>>>

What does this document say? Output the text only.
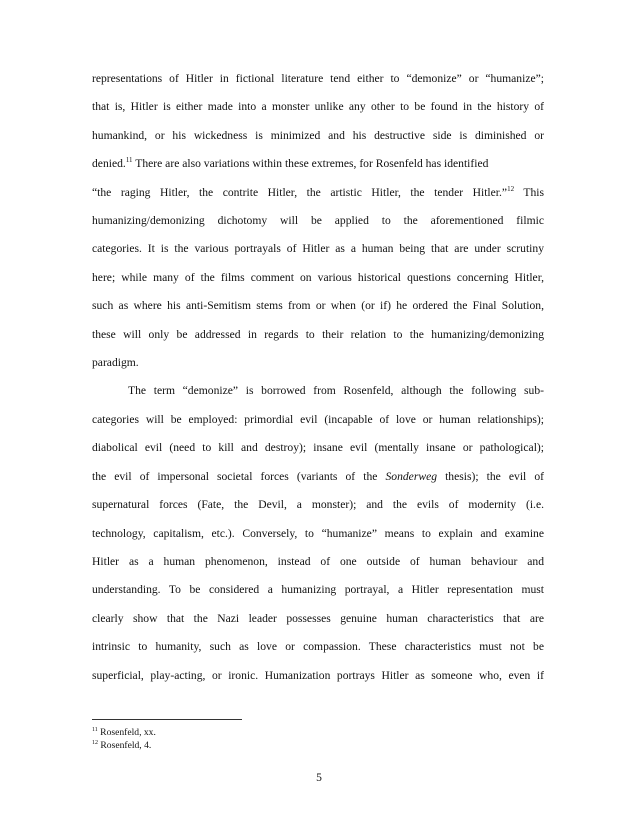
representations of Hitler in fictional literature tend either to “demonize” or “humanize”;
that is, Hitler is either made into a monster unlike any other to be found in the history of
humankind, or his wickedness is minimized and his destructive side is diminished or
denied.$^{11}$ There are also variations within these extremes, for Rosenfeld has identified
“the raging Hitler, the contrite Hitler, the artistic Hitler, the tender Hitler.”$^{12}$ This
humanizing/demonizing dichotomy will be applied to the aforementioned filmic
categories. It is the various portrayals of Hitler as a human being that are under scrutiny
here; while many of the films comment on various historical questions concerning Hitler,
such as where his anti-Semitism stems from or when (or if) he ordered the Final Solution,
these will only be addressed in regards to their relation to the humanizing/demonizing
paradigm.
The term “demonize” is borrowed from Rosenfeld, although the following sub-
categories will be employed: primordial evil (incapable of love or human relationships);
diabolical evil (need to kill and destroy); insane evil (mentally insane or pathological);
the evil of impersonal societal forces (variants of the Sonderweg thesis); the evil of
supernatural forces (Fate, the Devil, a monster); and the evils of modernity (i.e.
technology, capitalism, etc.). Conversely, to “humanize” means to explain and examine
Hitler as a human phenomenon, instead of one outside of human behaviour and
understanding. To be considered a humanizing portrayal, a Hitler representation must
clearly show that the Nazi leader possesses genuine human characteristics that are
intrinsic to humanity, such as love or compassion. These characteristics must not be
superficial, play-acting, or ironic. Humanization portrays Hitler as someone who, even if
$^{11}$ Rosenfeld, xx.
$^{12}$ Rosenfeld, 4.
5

<<<
>>>

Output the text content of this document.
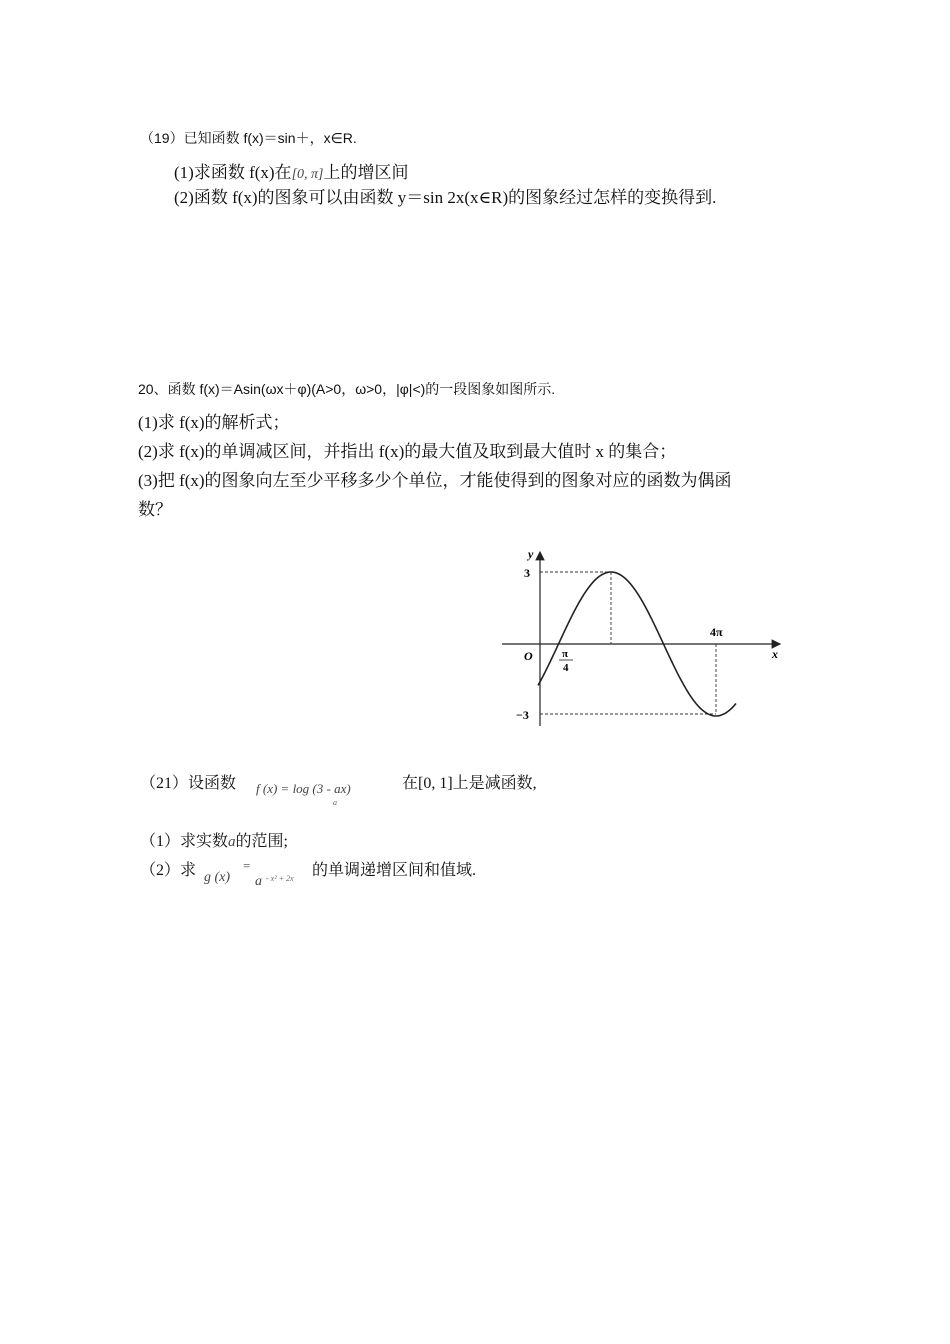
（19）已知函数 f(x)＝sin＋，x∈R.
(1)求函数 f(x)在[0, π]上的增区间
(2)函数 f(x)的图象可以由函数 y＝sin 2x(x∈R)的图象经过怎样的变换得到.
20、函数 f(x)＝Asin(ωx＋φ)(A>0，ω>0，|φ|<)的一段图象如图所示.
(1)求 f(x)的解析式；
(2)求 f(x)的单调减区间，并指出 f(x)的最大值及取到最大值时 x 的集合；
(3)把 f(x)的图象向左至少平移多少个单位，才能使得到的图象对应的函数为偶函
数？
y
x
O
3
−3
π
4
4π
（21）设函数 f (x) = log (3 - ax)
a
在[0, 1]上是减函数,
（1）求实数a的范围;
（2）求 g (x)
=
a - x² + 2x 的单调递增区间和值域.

<<<
>>>

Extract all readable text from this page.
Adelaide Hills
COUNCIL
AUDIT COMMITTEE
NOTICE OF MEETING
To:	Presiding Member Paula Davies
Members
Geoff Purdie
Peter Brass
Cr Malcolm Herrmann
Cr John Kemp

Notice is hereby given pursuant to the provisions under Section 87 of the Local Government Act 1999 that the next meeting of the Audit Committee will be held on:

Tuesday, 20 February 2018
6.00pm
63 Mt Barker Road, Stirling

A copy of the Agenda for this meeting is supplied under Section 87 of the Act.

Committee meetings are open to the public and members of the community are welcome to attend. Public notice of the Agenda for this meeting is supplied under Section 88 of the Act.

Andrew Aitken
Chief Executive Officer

<<<

Every line of the listing that holds "from" should be found and copied.

such as where his anti-Semitism stems from or when (or if) he ordered the Final Solution,
The term “demonize” is borrowed from Rosenfeld, although the following sub-
Extract all readable text from this page.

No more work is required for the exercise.